### Exercise description
Collect all lines from the listing that include the string "this".

## start

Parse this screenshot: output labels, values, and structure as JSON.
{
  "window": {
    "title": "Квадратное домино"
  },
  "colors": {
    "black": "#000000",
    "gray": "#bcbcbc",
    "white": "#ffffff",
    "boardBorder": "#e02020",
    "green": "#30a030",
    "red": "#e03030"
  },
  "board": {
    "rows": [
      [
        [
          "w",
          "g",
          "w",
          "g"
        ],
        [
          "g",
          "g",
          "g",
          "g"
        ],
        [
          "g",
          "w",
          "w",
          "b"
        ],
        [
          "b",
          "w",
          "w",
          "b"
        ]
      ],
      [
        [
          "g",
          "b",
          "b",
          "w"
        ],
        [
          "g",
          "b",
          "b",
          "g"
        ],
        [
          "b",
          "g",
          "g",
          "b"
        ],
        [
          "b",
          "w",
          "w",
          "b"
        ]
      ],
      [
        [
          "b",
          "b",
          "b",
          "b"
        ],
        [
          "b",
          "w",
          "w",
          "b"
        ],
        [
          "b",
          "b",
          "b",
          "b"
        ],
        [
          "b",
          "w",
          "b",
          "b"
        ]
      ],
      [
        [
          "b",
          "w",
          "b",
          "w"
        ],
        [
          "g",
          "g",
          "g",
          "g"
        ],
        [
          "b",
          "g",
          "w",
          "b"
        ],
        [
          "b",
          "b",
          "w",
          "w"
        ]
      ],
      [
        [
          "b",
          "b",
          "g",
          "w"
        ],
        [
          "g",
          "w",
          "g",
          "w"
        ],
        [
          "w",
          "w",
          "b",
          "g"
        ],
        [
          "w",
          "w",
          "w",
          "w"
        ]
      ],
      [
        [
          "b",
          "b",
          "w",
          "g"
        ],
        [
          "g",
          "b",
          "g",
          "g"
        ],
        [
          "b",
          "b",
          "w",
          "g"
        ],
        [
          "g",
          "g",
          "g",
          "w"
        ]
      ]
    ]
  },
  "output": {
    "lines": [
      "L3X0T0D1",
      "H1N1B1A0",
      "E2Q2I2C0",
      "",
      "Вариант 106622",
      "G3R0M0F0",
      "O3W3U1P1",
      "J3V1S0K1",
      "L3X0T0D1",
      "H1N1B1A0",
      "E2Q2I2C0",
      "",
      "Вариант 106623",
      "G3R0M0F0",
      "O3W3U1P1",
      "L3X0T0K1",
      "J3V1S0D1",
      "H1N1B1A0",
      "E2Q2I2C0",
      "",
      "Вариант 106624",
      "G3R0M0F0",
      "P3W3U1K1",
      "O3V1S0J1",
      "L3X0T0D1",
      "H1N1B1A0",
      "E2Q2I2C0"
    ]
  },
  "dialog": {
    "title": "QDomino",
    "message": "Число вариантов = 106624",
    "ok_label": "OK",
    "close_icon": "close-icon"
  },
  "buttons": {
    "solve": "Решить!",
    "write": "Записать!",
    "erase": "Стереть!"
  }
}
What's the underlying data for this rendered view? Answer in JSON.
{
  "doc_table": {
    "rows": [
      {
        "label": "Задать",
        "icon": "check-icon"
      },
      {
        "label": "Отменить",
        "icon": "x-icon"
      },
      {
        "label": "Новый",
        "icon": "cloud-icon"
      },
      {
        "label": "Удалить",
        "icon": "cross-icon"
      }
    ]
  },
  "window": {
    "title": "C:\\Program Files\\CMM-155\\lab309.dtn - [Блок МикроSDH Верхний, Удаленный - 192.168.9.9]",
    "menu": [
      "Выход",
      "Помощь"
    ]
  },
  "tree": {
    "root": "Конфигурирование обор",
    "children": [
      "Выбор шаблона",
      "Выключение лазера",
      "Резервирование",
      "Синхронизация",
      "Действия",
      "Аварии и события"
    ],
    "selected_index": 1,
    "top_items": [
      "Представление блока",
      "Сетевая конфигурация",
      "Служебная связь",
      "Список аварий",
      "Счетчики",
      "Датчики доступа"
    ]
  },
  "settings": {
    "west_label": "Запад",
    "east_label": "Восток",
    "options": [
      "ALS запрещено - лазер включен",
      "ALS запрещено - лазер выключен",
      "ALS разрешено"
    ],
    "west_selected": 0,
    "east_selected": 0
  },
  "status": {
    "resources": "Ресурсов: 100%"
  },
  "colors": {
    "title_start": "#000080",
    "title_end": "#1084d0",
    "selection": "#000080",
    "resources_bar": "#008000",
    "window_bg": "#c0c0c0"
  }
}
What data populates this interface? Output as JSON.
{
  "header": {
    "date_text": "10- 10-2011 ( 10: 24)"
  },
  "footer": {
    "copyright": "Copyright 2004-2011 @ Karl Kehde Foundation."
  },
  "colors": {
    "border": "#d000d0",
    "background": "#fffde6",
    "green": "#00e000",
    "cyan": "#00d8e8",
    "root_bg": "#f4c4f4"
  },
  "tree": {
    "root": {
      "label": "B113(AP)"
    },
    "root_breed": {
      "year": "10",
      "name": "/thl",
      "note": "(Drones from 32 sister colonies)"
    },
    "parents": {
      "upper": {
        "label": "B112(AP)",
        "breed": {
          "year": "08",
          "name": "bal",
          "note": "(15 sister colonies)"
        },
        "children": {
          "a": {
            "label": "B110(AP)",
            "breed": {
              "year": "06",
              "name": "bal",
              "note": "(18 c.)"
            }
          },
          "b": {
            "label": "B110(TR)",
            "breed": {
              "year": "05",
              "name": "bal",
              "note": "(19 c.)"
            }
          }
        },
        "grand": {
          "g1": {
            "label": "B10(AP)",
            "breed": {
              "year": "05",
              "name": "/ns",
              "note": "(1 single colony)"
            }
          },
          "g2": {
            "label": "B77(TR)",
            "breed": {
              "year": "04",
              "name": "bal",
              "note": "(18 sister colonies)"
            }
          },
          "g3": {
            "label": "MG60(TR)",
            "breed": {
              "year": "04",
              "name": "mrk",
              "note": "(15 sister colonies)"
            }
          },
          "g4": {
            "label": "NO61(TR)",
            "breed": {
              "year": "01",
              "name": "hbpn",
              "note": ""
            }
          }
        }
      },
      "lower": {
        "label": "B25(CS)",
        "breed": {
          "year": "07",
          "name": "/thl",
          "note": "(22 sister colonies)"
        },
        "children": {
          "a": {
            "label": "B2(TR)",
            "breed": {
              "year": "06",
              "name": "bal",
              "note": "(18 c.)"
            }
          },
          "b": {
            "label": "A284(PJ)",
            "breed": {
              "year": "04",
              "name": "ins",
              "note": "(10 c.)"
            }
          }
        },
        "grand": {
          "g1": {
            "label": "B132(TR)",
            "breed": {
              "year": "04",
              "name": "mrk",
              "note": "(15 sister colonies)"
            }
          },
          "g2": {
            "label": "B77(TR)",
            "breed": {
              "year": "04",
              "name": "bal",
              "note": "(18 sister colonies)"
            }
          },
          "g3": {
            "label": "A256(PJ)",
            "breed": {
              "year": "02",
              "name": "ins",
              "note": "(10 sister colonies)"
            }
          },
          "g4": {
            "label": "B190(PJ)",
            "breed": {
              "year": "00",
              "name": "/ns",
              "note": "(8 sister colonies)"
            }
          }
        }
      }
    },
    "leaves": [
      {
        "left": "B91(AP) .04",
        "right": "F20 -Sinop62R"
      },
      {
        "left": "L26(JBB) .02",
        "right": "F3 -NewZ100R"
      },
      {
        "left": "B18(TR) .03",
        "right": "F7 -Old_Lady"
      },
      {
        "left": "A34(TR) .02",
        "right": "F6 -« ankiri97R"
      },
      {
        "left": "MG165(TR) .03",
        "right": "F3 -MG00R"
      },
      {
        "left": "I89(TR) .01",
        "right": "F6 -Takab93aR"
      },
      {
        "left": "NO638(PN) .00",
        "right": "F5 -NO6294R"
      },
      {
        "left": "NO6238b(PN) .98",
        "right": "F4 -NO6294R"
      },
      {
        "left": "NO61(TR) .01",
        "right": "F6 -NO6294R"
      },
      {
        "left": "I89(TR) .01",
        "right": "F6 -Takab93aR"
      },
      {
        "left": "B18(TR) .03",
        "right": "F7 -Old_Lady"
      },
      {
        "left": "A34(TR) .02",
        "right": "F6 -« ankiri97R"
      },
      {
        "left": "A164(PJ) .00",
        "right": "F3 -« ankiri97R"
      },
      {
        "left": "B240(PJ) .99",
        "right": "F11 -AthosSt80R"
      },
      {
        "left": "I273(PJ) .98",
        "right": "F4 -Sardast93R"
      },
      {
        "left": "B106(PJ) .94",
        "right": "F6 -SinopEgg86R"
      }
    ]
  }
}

## end

### The completed task
Parse this screenshot: output labels, values, and structure as JSON.
What's the underlying data for this rendered view? Answer in JSON.
What data populates this interface? Output as JSON.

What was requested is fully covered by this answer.